How i can get new ip from tor every requests in th

2020-07-17 06:47发布

问题:

I try to use TOR proxy for scraping and everything works fine in one thread, but this is slow. I try to do something simple:

def get_new_ip():
    with Controller.from_port(port = 9051) as controller:
        controller.authenticate(password="password")
        controller.signal(Signal.NEWNYM)
        time.sleep(controller.get_newnym_wait())


def check_ip():
    get_new_ip()
    session = requests.session()
    session.proxies = {'http': 'socks5h://localhost:9050', 'https': 'socks5h://localhost:9050'}
    r = session.get('http://httpbin.org/ip')
    r.text


with Pool(processes=3) as pool:
    for _ in range(9):
        pool.apply_async(check_ip)
    pool.close()
    pool.join()

When I run it, I see the output:

{"origin": "95.179.181.1, 95.179.181.1"}
{"origin": "95.179.181.1, 95.179.181.1"}
{"origin": "95.179.181.1, 95.179.181.1"}
{"origin": "151.80.53.232, 151.80.53.232"}
{"origin": "151.80.53.232, 151.80.53.232"}
{"origin": "151.80.53.232, 151.80.53.232"}
{"origin": "145.239.169.47, 145.239.169.47"}
{"origin": "145.239.169.47, 145.239.169.47"}
{"origin": "145.239.169.47, 145.239.169.47"}

Why is this happening and how do I give each thread its own IP? By the way, I tried libraries like TorRequests, TorCtl the result is the same.

I understand that it appears that TOR has a delay before issuing a new IP, but why do the same IP get into different processes?

回答1:

If you want different IPs for each connection, you can also use Stream Isolation over SOCKS by specifying a different proxy username:password combination for each connection.
-------------------------
**Tasks for this exercise**
• a. In the Tor thread, which libraries did the asker try besides their own code?
• b. Please explain, in one to three sentences, why the asker in the Tor thread moved from one thread to a pool of processes.
• c. Extend the Tor thread, picking up right after its final sentence.

**Source excerpt**
-------------------------
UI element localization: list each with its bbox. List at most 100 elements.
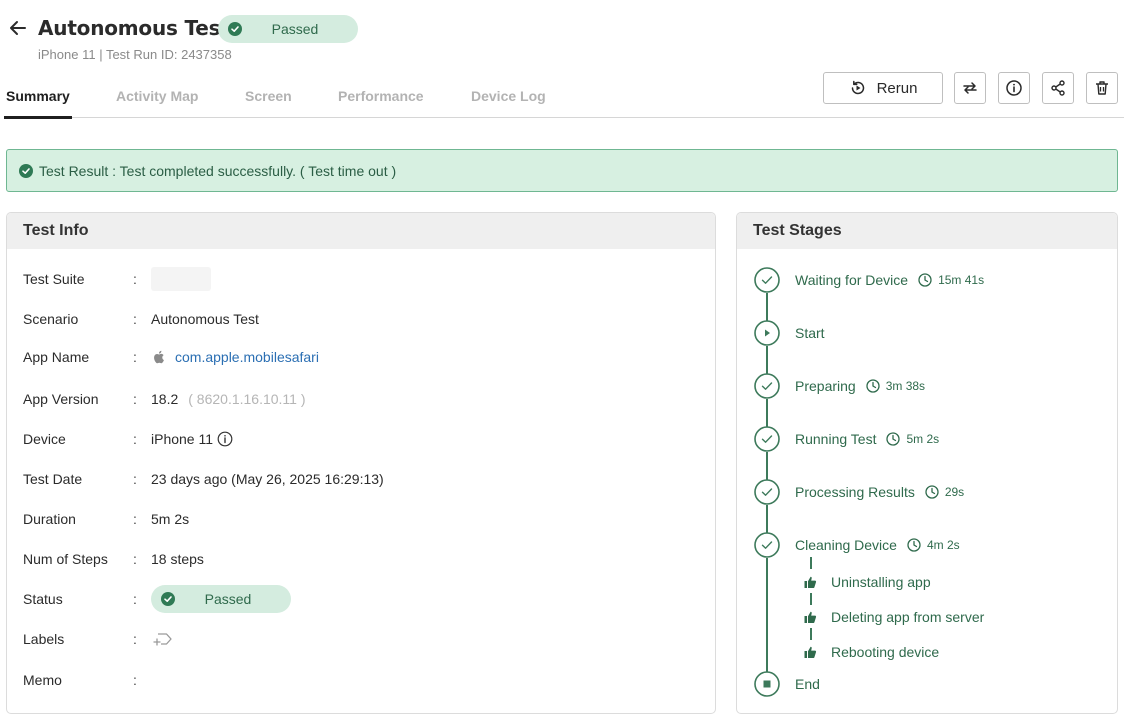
-------------------------
**Final answers**
• a. TorRequests and TorCtl, with the same result.

• b. Scraping through the Tor proxy worked fine in a single thread, but it was slow. The asker used a pool of three processes to speed it up.

• c.
With this method, you only need one Tor instance and each requests client can use a different stream with a different exit node.

In order to set this up, add unique proxy credentials for each requests.session object like so: socks5h://username:password@localhost:9050

import random
from multiprocessing import Pool
import requests

def check_ip():
    session = requests.session()
    creds = str(random.randint(10000,0x7fffffff)) + ":" + "foobar"
    session.proxies = {'http': 'socks5h://{}@localhost:9050'.format(creds), 'https': 'socks5h://{}@localhost:9050'.format(creds)}
    r = session.get('http://httpbin.org/ip')
    print(r.text)


with Pool(processes=8) as pool:
    for _ in range(9):
        pool.apply_async(check_ip)
    pool.close()
    pool.join()

Tor Browser isolates streams on a per-domain basis by setting the credentials to firstpartydomain:randompassword, where randompassword is a random nonce for each unique first party domain.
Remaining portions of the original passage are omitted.